Which lines hold the string "DCISM"? Copy every one of them.
──────────────────────────────
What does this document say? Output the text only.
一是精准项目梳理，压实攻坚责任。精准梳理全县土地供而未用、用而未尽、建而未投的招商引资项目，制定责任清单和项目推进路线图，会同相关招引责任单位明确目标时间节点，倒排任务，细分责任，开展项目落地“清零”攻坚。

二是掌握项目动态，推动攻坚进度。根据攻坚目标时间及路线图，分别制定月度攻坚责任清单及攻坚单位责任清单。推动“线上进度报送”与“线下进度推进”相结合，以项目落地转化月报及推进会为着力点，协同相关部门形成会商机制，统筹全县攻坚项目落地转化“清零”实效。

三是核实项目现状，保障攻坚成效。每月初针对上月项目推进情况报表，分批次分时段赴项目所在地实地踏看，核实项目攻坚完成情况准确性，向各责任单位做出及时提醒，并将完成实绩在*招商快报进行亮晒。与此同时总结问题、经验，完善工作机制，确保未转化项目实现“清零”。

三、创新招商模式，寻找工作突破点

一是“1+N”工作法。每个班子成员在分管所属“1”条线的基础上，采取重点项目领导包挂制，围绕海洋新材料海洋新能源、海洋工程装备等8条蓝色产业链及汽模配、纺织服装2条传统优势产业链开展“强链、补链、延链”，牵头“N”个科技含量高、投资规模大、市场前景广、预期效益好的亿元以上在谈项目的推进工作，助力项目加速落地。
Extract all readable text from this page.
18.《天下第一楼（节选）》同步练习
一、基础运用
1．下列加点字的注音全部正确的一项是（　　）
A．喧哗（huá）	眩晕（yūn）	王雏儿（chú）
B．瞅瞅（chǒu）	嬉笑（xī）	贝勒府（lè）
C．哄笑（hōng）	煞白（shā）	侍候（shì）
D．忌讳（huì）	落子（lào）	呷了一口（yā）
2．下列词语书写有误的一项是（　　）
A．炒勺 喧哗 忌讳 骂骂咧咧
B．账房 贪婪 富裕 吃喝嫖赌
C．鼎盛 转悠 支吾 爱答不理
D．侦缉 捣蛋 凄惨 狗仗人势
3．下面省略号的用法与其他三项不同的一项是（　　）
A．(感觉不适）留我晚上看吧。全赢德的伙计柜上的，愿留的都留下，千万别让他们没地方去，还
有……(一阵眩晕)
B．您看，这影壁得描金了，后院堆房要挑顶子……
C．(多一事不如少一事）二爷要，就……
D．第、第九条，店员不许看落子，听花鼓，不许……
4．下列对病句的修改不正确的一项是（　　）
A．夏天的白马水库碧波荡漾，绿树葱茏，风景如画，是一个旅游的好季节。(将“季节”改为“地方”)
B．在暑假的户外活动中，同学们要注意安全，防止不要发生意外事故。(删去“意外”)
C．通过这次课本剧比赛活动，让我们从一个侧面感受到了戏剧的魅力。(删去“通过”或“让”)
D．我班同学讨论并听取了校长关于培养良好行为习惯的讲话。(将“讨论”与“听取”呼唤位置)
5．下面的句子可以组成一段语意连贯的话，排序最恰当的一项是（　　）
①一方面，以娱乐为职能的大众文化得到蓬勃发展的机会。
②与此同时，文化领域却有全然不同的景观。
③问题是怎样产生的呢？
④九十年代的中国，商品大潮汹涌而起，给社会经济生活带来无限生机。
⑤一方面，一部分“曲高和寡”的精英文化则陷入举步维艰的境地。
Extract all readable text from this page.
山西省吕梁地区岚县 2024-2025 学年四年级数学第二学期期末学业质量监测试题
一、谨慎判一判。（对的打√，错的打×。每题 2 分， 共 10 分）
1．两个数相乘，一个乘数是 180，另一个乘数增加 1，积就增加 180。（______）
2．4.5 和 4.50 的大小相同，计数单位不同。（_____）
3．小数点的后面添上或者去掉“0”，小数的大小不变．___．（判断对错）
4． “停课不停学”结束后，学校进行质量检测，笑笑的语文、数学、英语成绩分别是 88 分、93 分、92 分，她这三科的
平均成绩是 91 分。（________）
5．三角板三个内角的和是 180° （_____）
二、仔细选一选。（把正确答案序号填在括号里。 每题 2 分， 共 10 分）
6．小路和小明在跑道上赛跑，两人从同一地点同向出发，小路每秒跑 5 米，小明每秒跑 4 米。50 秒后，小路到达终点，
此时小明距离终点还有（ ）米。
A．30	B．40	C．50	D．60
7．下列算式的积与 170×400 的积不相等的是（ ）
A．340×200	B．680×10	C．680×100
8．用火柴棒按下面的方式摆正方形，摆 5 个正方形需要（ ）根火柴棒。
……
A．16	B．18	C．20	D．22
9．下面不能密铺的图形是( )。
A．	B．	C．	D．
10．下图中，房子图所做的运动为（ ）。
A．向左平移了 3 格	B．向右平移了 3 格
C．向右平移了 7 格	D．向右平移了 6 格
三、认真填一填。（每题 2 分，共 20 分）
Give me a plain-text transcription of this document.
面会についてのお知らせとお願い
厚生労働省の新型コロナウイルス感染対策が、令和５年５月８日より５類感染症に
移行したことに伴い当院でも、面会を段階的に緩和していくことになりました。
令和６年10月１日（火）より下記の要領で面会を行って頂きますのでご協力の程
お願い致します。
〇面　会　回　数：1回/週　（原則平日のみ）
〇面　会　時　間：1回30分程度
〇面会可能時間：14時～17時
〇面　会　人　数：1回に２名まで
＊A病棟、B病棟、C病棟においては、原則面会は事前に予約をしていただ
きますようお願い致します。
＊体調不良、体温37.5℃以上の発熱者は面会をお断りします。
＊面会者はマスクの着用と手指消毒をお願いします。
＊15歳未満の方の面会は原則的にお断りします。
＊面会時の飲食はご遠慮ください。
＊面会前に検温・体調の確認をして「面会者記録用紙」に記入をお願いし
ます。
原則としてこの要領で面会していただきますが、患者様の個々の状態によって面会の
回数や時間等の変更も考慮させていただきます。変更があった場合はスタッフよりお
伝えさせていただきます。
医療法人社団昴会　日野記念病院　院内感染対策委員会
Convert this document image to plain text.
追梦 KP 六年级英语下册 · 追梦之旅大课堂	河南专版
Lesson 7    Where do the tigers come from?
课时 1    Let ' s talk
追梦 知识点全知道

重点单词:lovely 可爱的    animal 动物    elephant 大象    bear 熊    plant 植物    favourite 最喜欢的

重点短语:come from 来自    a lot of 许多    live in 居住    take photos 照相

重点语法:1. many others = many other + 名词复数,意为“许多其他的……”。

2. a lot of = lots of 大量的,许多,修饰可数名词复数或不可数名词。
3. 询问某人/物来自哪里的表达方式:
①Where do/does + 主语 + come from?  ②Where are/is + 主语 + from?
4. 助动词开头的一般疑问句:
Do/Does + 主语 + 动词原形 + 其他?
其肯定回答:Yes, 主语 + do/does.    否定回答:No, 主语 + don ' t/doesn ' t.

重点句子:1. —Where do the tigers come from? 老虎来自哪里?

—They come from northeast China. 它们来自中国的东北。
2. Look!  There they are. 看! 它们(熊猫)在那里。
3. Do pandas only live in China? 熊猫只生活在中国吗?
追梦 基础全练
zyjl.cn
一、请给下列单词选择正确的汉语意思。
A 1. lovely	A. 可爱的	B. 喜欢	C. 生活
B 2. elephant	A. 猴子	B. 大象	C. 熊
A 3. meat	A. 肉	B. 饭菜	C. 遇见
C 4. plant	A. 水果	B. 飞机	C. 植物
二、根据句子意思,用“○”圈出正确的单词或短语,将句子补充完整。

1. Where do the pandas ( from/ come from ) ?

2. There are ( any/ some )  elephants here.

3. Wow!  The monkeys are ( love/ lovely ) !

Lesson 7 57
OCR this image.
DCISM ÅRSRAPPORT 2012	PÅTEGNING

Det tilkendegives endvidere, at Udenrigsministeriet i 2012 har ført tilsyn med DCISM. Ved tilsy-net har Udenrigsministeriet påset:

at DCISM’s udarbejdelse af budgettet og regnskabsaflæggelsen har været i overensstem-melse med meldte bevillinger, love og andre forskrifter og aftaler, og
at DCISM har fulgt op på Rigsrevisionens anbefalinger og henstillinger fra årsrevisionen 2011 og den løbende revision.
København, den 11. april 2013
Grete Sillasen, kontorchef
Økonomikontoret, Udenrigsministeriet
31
──────────────────────────────
= TASK OUTPUT =
DCISM ÅRSRAPPORT 2012	PÅTEGNING
Det tilkendegives endvidere, at Udenrigsministeriet i 2012 har ført tilsyn med DCISM. Ved tilsy-net har Udenrigsministeriet påset:
at DCISM’s udarbejdelse af budgettet og regnskabsaflæggelsen har været i overensstem-melse med meldte bevillinger, love og andre forskrifter og aftaler, og
at DCISM har fulgt op på Rigsrevisionens anbefalinger og henstillinger fra årsrevisionen 2011 og den løbende revision.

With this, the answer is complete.